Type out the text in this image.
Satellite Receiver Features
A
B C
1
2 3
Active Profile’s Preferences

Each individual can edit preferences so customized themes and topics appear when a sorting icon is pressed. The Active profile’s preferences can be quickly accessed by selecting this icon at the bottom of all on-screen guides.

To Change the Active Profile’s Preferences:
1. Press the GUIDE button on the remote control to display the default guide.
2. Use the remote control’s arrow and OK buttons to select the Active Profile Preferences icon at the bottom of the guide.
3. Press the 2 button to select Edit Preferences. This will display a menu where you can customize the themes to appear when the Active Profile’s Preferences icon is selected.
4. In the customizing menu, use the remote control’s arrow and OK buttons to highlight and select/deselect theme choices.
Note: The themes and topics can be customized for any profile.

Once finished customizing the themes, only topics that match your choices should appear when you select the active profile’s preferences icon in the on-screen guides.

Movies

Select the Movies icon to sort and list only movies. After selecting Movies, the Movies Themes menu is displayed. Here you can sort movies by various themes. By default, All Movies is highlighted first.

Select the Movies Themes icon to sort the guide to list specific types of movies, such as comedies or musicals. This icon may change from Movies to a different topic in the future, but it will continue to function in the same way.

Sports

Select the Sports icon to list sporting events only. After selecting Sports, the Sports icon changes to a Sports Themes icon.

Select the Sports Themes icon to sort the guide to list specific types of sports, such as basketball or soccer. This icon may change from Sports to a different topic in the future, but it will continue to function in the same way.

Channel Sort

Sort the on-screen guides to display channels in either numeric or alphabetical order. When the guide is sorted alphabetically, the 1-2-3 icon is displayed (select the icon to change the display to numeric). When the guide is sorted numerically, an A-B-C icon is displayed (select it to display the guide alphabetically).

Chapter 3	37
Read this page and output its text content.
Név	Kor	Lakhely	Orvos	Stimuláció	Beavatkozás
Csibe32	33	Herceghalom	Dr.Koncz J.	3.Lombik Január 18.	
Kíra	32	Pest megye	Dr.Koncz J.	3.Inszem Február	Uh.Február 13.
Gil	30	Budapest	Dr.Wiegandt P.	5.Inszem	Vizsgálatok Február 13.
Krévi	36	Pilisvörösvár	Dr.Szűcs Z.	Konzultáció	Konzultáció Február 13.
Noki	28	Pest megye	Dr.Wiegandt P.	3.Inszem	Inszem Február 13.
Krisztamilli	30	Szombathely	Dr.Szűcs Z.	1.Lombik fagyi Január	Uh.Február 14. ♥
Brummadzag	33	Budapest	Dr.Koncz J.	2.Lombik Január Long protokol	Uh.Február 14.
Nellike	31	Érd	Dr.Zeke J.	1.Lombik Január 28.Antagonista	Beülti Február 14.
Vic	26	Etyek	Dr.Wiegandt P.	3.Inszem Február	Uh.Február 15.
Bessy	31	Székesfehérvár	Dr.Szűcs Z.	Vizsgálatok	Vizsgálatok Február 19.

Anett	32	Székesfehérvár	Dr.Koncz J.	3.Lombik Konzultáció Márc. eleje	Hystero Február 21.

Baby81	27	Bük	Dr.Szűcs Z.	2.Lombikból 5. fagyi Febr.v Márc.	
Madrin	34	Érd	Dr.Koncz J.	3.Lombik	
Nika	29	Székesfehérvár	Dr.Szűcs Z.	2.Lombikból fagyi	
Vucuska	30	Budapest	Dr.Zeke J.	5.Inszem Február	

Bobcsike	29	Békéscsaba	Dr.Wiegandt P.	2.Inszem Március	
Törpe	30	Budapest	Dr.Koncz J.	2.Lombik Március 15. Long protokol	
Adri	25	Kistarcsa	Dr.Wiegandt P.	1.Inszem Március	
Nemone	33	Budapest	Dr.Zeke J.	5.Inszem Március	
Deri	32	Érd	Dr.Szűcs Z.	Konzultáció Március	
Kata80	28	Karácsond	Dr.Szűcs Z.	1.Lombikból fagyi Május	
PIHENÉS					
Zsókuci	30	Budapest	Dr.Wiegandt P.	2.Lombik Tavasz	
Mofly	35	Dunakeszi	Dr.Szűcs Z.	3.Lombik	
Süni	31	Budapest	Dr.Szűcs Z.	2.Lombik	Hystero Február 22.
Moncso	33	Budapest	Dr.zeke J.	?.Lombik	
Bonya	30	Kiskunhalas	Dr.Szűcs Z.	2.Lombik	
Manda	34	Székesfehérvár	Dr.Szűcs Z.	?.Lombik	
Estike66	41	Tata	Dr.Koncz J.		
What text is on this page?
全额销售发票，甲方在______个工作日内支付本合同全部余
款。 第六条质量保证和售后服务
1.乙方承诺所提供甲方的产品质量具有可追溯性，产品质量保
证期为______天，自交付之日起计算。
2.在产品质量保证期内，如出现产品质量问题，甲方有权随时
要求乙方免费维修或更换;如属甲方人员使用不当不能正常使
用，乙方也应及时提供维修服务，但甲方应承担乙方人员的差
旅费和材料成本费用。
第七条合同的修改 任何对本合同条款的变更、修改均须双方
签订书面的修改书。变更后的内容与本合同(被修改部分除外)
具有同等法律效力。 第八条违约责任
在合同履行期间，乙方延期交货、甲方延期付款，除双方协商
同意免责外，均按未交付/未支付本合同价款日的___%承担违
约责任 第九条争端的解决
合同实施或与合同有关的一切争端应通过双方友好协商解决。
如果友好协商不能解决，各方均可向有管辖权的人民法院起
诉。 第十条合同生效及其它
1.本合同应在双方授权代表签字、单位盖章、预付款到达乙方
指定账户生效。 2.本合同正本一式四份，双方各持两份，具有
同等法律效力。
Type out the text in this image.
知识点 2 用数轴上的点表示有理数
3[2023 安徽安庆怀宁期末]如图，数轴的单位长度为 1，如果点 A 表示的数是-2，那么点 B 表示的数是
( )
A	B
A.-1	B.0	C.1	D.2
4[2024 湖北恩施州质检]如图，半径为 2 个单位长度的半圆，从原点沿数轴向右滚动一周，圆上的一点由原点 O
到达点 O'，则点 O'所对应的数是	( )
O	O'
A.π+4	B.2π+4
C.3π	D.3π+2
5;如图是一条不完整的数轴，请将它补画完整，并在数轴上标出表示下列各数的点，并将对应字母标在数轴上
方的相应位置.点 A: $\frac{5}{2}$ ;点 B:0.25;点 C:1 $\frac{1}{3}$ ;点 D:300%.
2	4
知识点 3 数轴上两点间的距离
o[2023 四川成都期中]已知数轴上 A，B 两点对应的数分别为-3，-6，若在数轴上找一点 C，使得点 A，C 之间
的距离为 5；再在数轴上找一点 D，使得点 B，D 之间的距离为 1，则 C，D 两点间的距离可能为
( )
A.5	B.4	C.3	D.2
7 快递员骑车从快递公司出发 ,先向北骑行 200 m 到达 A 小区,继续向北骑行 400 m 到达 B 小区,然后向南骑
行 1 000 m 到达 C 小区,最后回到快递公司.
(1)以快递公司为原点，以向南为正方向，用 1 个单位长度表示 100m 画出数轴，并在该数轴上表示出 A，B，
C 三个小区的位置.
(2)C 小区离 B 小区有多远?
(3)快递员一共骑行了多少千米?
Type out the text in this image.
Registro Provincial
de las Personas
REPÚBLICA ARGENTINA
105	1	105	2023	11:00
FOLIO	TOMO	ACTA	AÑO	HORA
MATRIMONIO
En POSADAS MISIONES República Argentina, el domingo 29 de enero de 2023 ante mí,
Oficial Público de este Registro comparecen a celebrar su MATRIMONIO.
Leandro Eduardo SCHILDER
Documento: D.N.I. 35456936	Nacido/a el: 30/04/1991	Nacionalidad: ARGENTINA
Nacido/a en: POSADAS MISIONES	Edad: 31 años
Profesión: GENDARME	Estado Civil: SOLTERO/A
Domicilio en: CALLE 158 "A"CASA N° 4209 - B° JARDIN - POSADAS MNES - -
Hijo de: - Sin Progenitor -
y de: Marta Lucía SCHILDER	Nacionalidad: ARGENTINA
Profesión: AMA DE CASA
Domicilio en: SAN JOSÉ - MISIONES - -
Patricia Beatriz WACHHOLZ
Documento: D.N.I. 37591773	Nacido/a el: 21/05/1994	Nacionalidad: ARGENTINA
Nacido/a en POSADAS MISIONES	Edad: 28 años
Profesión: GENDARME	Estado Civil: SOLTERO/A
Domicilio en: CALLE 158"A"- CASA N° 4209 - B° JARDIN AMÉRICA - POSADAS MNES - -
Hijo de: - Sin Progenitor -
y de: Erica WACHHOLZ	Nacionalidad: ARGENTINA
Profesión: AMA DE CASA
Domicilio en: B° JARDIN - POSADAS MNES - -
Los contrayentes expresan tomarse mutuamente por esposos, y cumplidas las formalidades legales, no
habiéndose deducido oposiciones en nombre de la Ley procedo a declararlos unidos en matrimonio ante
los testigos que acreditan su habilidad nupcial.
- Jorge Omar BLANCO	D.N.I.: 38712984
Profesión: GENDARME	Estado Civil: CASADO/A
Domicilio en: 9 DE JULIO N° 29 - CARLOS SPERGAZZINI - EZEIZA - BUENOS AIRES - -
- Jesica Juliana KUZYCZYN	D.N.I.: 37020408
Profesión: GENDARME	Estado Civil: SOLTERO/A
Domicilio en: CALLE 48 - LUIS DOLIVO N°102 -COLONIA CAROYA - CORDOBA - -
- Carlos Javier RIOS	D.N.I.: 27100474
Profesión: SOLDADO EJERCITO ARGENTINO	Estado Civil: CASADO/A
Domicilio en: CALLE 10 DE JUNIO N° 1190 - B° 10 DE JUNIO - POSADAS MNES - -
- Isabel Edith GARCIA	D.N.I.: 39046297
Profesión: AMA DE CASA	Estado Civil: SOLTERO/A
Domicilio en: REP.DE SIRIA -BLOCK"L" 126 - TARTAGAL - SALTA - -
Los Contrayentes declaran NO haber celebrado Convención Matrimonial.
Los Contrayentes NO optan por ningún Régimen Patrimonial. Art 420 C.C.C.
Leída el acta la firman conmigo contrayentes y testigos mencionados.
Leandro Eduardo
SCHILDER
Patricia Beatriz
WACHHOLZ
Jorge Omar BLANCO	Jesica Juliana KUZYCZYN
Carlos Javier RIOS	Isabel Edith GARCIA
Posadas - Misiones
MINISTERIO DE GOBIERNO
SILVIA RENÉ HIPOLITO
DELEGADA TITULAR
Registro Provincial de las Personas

**Given task:** Copy out every line with the word "buttons".

**Response to this task:**
2. Use the remote control’s arrow and OK buttons to select the Active Profile Preferences icon at the bottom of the guide.
4. In the customizing menu, use the remote control’s arrow and OK buttons to highlight and select/deselect theme choices.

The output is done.